# Aim of the exercise
Please reproduce every line of the listing below, substituting "note-label" for each "note-term" and leaving everything else unchanged.

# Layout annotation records
○ ○ ○

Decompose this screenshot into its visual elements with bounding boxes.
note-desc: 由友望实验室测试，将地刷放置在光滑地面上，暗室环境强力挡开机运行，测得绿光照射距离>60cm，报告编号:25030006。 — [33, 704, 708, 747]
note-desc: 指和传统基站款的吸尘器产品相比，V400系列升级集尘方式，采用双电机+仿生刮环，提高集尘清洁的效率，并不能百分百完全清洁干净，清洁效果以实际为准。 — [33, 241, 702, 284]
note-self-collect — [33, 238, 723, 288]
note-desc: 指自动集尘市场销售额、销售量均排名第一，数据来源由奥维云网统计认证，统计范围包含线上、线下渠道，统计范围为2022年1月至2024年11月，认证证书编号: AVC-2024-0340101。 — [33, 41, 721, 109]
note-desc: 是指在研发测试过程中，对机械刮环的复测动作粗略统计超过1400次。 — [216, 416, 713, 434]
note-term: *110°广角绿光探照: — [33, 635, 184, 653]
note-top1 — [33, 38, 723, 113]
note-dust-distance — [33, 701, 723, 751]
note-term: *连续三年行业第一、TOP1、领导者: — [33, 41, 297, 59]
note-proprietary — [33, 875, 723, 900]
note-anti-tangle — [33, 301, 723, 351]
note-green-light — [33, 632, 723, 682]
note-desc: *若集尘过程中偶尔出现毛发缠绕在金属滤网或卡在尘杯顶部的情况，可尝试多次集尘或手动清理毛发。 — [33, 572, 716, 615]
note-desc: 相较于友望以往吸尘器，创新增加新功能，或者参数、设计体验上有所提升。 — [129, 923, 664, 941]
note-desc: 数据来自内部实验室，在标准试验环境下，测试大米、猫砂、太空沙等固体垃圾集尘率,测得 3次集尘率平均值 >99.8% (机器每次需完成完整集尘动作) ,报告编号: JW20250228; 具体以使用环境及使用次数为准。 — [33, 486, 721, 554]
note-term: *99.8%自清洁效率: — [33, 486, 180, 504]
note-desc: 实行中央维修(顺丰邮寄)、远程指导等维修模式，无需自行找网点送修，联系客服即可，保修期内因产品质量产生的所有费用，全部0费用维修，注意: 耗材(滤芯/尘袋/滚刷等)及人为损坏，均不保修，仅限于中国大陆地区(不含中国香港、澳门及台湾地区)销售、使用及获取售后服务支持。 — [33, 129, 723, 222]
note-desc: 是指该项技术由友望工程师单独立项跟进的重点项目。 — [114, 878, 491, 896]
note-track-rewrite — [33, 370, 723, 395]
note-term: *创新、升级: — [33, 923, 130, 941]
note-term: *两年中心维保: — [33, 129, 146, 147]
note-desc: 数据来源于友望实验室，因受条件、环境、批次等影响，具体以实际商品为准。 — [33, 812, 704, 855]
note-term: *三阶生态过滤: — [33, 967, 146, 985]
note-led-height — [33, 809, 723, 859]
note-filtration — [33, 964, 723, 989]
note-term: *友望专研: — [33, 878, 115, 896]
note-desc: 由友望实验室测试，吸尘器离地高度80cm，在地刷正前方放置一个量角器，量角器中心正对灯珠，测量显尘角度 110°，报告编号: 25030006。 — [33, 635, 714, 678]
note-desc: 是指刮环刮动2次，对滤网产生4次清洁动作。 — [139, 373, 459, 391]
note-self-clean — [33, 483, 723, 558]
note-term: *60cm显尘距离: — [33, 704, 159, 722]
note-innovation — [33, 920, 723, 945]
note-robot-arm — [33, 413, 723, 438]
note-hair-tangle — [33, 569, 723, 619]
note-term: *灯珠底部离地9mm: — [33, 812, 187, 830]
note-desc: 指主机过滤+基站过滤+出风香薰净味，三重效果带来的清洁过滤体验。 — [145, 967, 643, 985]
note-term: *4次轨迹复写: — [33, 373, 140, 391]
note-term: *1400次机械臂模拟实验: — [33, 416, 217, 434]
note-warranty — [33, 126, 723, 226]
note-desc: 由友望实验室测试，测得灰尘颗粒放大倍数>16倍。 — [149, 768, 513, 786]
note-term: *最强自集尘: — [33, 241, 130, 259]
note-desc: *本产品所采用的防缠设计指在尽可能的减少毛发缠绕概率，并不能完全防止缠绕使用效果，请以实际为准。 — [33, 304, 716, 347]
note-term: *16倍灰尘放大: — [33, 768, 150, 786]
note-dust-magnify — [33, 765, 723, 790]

○ ○ ○

# Solved exercise
Decompose this screenshot into its visual elements with bounding boxes.
note-desc: 由友望实验室测试，将地刷放置在光滑地面上，暗室环境强力挡开机运行，测得绿光照射距离>60cm，报告编号:25030006。 — [33, 704, 708, 747]
note-desc: 指和传统基站款的吸尘器产品相比，V400系列升级集尘方式，采用双电机+仿生刮环，提高集尘清洁的效率，并不能百分百完全清洁干净，清洁效果以实际为准。 — [33, 241, 702, 284]
note-self-collect — [33, 238, 723, 288]
note-desc: 指自动集尘市场销售额、销售量均排名第一，数据来源由奥维云网统计认证，统计范围包含线上、线下渠道，统计范围为2022年1月至2024年11月，认证证书编号: AVC-2024-0340101。 — [33, 41, 721, 109]
note-desc: 是指在研发测试过程中，对机械刮环的复测动作粗略统计超过1400次。 — [216, 416, 713, 434]
note-label: *110°广角绿光探照: — [33, 635, 184, 653]
note-top1 — [33, 38, 723, 113]
note-dust-distance — [33, 701, 723, 751]
note-label: *连续三年行业第一、TOP1、领导者: — [33, 41, 297, 59]
note-proprietary — [33, 875, 723, 900]
note-anti-tangle — [33, 301, 723, 351]
note-green-light — [33, 632, 723, 682]
note-desc: *若集尘过程中偶尔出现毛发缠绕在金属滤网或卡在尘杯顶部的情况，可尝试多次集尘或手动清理毛发。 — [33, 572, 716, 615]
note-desc: 相较于友望以往吸尘器，创新增加新功能，或者参数、设计体验上有所提升。 — [129, 923, 664, 941]
note-desc: 数据来自内部实验室，在标准试验环境下，测试大米、猫砂、太空沙等固体垃圾集尘率,测得 3次集尘率平均值 >99.8% (机器每次需完成完整集尘动作) ,报告编号: JW20250228; 具体以使用环境及使用次数为准。 — [33, 486, 721, 554]
note-label: *99.8%自清洁效率: — [33, 486, 180, 504]
note-desc: 实行中央维修(顺丰邮寄)、远程指导等维修模式，无需自行找网点送修，联系客服即可，保修期内因产品质量产生的所有费用，全部0费用维修，注意: 耗材(滤芯/尘袋/滚刷等)及人为损坏，均不保修，仅限于中国大陆地区(不含中国香港、澳门及台湾地区)销售、使用及获取售后服务支持。 — [33, 129, 723, 222]
note-desc: 是指该项技术由友望工程师单独立项跟进的重点项目。 — [114, 878, 491, 896]
note-track-rewrite — [33, 370, 723, 395]
note-label: *创新、升级: — [33, 923, 130, 941]
note-label: *两年中心维保: — [33, 129, 146, 147]
note-desc: 数据来源于友望实验室，因受条件、环境、批次等影响，具体以实际商品为准。 — [33, 812, 704, 855]
note-label: *三阶生态过滤: — [33, 967, 146, 985]
note-led-height — [33, 809, 723, 859]
note-filtration — [33, 964, 723, 989]
note-label: *友望专研: — [33, 878, 115, 896]
note-desc: 由友望实验室测试，吸尘器离地高度80cm，在地刷正前方放置一个量角器，量角器中心正对灯珠，测量显尘角度 110°，报告编号: 25030006。 — [33, 635, 714, 678]
note-desc: 是指刮环刮动2次，对滤网产生4次清洁动作。 — [139, 373, 459, 391]
note-self-clean — [33, 483, 723, 558]
note-label: *60cm显尘距离: — [33, 704, 159, 722]
note-innovation — [33, 920, 723, 945]
note-robot-arm — [33, 413, 723, 438]
note-hair-tangle — [33, 569, 723, 619]
note-label: *灯珠底部离地9mm: — [33, 812, 187, 830]
note-desc: 指主机过滤+基站过滤+出风香薰净味，三重效果带来的清洁过滤体验。 — [145, 967, 643, 985]
note-label: *4次轨迹复写: — [33, 373, 140, 391]
note-label: *1400次机械臂模拟实验: — [33, 416, 217, 434]
note-warranty — [33, 126, 723, 226]
note-desc: 由友望实验室测试，测得灰尘颗粒放大倍数>16倍。 — [149, 768, 513, 786]
note-label: *最强自集尘: — [33, 241, 130, 259]
note-desc: *本产品所采用的防缠设计指在尽可能的减少毛发缠绕概率，并不能完全防止缠绕使用效果，请以实际为准。 — [33, 304, 716, 347]
note-label: *16倍灰尘放大: — [33, 768, 150, 786]
note-dust-magnify — [33, 765, 723, 790]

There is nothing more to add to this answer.